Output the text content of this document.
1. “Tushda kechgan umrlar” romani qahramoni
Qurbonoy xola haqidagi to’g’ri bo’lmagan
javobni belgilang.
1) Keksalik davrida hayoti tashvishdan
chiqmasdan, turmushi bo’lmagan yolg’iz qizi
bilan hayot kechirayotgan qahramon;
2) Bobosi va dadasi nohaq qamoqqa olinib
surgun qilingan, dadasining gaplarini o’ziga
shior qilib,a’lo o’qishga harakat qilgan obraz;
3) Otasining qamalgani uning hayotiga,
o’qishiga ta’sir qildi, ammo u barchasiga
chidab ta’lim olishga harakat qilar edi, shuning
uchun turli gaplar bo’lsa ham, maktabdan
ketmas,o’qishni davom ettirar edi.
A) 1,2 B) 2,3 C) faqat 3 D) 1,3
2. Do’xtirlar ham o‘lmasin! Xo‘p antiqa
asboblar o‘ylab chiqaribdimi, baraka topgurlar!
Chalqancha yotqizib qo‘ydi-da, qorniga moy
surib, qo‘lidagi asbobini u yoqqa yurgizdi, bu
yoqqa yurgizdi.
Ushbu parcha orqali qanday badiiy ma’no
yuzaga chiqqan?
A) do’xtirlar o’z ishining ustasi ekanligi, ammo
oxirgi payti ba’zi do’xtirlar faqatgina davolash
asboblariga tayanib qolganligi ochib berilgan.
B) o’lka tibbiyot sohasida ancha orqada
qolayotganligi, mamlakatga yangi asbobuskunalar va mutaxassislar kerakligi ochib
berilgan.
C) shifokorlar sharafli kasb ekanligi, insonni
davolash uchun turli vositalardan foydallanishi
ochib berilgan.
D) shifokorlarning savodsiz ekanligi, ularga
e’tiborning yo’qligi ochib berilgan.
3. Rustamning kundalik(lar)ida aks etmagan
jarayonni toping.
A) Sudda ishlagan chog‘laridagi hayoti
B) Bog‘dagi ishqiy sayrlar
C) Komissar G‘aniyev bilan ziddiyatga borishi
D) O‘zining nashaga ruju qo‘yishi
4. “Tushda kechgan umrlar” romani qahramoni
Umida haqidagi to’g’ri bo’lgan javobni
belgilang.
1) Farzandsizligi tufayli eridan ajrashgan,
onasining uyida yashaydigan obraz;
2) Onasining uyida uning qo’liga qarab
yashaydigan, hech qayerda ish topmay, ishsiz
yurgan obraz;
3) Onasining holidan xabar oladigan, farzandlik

Objective - Copy the entries above exactly, leaving none out.

Answer to the exercise -
Output the text content of this document.
1. “Tushda kechgan umrlar” romani qahramoni
Qurbonoy xola haqidagi to’g’ri bo’lmagan
javobni belgilang.
1) Keksalik davrida hayoti tashvishdan
chiqmasdan, turmushi bo’lmagan yolg’iz qizi
bilan hayot kechirayotgan qahramon;
2) Bobosi va dadasi nohaq qamoqqa olinib
surgun qilingan, dadasining gaplarini o’ziga
shior qilib,a’lo o’qishga harakat qilgan obraz;
3) Otasining qamalgani uning hayotiga,
o’qishiga ta’sir qildi, ammo u barchasiga
chidab ta’lim olishga harakat qilar edi, shuning
uchun turli gaplar bo’lsa ham, maktabdan
ketmas,o’qishni davom ettirar edi.
A) 1,2 B) 2,3 C) faqat 3 D) 1,3
2. Do’xtirlar ham o‘lmasin! Xo‘p antiqa
asboblar o‘ylab chiqaribdimi, baraka topgurlar!
Chalqancha yotqizib qo‘ydi-da, qorniga moy
surib, qo‘lidagi asbobini u yoqqa yurgizdi, bu
yoqqa yurgizdi.
Ushbu parcha orqali qanday badiiy ma’no
yuzaga chiqqan?
A) do’xtirlar o’z ishining ustasi ekanligi, ammo
oxirgi payti ba’zi do’xtirlar faqatgina davolash
asboblariga tayanib qolganligi ochib berilgan.
B) o’lka tibbiyot sohasida ancha orqada
qolayotganligi, mamlakatga yangi asbobuskunalar va mutaxassislar kerakligi ochib
berilgan.
C) shifokorlar sharafli kasb ekanligi, insonni
davolash uchun turli vositalardan foydallanishi
ochib berilgan.
D) shifokorlarning savodsiz ekanligi, ularga
e’tiborning yo’qligi ochib berilgan.
3. Rustamning kundalik(lar)ida aks etmagan
jarayonni toping.
A) Sudda ishlagan chog‘laridagi hayoti
B) Bog‘dagi ishqiy sayrlar
C) Komissar G‘aniyev bilan ziddiyatga borishi
D) O‘zining nashaga ruju qo‘yishi
4. “Tushda kechgan umrlar” romani qahramoni
Umida haqidagi to’g’ri bo’lgan javobni
belgilang.
1) Farzandsizligi tufayli eridan ajrashgan,
onasining uyida yashaydigan obraz;
2) Onasining uyida uning qo’liga qarab
yashaydigan, hech qayerda ish topmay, ishsiz
yurgan obraz;
3) Onasining holidan xabar oladigan, farzandlik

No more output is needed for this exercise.